— start —

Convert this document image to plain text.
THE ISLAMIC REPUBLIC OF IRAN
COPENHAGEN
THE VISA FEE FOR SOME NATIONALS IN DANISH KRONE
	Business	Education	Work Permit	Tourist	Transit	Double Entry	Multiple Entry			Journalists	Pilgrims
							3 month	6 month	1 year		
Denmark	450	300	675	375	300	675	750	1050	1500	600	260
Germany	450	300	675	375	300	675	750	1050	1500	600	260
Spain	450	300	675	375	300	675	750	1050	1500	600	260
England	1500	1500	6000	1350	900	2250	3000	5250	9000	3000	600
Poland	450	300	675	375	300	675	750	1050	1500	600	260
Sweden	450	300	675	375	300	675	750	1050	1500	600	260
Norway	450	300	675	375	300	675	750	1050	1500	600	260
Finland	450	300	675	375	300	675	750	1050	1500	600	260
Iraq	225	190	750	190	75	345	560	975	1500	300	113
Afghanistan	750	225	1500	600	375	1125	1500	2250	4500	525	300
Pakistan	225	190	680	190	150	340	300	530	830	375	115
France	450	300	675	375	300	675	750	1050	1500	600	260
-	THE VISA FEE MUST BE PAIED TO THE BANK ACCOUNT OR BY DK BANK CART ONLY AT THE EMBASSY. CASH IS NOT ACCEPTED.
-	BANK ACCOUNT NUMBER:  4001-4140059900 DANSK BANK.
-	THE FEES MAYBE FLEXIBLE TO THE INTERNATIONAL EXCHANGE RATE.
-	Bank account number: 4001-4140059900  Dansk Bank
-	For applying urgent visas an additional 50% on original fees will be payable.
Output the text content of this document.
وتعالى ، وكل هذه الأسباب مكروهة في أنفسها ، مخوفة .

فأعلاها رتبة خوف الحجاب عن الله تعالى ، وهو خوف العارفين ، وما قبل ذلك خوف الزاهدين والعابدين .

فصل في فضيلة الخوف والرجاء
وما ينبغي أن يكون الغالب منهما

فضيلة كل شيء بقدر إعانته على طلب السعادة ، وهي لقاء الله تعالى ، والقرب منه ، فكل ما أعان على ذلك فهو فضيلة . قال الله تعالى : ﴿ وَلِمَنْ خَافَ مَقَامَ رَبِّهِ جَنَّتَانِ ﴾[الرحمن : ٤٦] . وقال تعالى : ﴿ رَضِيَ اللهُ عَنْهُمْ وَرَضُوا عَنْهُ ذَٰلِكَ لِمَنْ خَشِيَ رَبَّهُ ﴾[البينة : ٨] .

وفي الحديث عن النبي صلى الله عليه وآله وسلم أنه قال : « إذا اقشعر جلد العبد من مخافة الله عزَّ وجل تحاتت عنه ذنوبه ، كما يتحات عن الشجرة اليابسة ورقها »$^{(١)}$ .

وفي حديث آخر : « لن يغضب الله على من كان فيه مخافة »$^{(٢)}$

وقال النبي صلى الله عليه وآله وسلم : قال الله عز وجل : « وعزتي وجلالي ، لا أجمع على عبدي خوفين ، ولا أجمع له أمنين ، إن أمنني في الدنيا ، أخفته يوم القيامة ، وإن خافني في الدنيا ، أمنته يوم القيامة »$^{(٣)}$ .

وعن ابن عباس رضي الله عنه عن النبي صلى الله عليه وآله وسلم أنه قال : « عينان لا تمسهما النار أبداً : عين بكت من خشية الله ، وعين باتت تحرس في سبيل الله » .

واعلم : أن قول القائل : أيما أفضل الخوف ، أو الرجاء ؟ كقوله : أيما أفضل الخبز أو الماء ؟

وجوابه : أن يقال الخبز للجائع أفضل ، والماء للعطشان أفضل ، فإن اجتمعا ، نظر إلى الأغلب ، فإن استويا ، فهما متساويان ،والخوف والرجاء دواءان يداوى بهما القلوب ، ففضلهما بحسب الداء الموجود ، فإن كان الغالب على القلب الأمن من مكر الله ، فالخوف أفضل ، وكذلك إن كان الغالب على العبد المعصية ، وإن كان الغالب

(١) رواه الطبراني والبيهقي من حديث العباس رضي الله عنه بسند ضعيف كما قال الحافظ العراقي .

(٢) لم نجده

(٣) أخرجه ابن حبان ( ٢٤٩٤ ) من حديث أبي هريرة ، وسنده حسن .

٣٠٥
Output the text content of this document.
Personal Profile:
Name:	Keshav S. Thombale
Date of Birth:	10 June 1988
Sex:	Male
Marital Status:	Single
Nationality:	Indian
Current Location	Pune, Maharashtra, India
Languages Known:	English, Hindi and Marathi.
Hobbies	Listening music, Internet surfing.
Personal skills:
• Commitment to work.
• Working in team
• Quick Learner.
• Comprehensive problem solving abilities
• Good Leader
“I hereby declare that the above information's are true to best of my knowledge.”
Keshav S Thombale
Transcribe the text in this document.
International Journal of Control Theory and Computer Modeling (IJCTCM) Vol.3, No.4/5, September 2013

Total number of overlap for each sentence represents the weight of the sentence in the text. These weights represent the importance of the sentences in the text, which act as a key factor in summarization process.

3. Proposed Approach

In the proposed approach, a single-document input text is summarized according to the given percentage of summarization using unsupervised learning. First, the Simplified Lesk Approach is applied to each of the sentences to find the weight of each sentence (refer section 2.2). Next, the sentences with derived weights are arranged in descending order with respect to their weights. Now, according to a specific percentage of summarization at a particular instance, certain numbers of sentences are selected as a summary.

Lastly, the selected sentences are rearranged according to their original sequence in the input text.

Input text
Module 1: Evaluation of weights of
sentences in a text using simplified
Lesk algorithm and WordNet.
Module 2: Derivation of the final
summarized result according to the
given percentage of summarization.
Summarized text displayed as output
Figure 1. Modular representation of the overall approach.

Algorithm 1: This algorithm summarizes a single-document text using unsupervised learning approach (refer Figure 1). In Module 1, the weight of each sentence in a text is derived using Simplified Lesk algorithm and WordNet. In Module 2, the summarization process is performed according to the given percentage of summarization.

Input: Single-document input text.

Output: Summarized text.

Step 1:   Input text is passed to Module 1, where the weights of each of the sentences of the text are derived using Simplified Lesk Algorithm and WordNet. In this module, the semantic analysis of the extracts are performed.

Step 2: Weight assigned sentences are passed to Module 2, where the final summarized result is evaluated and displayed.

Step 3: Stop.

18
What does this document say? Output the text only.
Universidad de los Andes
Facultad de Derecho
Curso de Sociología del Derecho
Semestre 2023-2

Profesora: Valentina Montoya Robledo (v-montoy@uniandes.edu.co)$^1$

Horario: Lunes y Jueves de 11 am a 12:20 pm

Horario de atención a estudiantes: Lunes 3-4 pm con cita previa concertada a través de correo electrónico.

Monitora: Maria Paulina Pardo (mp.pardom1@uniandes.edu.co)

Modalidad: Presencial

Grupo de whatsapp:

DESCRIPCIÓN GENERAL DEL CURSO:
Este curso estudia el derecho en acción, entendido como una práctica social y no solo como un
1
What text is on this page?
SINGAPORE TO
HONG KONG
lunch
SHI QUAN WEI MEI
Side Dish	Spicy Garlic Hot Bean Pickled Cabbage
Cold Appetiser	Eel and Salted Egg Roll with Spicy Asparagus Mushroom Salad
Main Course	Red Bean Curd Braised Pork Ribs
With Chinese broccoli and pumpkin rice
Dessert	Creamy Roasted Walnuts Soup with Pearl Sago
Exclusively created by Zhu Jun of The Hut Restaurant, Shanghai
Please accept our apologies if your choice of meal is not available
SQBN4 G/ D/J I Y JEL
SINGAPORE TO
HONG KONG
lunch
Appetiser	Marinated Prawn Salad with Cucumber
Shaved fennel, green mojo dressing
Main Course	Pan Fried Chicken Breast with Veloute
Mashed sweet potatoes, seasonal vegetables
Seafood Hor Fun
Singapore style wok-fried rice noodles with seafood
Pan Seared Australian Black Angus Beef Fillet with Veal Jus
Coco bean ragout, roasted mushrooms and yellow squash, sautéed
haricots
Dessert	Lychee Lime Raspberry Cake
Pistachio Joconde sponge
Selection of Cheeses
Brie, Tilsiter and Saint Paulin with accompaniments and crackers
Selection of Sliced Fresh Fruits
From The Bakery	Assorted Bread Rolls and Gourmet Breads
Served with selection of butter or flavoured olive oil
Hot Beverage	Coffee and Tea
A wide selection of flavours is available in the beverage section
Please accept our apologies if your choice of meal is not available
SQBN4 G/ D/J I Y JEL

— end —

:: DESCRIPTION OF THE TASK ::
Write down the number of lines where the word "Course" appears, and nothing further.

:: SOLVED PROBLEM ::
2